Exercise objective ▸ In the following material, identify every line holding the string "termed" and return it.

Data section ▸
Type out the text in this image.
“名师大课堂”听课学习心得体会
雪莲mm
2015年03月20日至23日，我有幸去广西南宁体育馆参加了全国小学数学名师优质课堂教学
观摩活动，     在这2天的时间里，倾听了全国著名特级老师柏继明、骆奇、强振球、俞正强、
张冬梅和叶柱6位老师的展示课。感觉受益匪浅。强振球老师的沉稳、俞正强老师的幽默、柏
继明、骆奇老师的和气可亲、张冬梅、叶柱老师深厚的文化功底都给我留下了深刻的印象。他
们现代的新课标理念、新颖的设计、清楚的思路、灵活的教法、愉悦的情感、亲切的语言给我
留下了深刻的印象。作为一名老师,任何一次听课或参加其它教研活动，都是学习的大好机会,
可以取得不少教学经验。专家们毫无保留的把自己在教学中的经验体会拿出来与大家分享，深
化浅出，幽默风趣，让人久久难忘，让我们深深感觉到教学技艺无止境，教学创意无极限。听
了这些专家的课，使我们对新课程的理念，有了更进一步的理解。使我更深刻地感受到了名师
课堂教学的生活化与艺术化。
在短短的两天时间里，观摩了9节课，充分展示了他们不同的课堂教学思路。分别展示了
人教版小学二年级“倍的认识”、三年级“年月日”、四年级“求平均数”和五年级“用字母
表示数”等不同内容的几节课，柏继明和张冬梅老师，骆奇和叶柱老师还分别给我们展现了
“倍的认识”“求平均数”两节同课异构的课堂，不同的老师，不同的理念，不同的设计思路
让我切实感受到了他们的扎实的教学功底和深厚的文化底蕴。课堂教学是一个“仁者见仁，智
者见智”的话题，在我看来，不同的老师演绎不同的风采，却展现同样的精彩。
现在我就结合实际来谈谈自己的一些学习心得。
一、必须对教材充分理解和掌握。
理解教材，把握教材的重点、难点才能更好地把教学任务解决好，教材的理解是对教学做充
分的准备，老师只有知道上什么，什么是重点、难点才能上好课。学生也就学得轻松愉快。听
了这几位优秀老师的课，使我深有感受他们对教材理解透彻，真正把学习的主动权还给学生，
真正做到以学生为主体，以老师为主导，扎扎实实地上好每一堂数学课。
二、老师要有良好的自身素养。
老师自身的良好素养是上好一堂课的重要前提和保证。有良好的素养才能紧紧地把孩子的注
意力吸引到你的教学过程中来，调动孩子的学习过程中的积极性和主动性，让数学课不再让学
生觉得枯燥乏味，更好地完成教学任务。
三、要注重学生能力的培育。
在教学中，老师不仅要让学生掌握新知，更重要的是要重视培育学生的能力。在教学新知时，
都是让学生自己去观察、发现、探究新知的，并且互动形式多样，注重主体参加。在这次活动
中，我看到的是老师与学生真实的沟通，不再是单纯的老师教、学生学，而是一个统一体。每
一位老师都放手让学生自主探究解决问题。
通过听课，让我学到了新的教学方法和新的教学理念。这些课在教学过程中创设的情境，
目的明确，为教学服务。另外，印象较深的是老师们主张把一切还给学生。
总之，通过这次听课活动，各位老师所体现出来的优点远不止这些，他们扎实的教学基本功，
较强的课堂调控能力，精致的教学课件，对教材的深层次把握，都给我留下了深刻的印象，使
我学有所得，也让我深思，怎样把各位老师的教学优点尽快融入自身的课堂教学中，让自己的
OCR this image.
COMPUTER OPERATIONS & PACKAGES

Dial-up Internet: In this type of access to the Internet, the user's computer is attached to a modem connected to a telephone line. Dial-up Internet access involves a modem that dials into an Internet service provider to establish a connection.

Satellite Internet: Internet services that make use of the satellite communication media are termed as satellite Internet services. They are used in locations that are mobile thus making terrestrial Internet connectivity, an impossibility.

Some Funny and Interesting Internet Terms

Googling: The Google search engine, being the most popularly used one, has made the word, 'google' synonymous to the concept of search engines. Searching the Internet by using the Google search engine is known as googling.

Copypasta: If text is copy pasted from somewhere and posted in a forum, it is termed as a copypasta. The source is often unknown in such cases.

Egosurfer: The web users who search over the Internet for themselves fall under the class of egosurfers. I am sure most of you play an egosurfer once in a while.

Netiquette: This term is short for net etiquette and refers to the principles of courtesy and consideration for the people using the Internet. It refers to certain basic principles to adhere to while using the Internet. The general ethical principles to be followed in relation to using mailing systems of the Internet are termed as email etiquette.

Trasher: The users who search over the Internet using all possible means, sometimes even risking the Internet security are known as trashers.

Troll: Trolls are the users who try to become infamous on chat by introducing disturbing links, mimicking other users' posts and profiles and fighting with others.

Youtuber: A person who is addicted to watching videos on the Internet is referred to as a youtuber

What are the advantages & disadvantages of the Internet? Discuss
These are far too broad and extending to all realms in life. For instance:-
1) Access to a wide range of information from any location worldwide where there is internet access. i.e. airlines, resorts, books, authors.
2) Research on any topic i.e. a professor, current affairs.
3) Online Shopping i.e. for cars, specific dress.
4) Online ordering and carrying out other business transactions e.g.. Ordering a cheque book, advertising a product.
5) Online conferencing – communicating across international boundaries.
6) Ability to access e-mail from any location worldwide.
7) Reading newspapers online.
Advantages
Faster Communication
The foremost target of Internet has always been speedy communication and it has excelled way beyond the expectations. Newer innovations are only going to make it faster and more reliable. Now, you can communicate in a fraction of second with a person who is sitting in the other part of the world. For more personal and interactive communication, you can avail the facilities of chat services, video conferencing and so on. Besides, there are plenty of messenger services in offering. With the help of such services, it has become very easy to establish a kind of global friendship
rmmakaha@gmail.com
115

Result for this exercise ▸
Satellite Internet: Internet services that make use of the satellite communication media are termed as satellite Internet services. They are used in locations that are mobile thus making terrestrial Internet connectivity, an impossibility.
Copypasta: If text is copy pasted from somewhere and posted in a forum, it is termed as a copypasta. The source is often unknown in such cases.
Netiquette: This term is short for net etiquette and refers to the principles of courtesy and consideration for the people using the Internet. It refers to certain basic principles to adhere to while using the Internet. The general ethical principles to be followed in relation to using mailing systems of the Internet are termed as email etiquette.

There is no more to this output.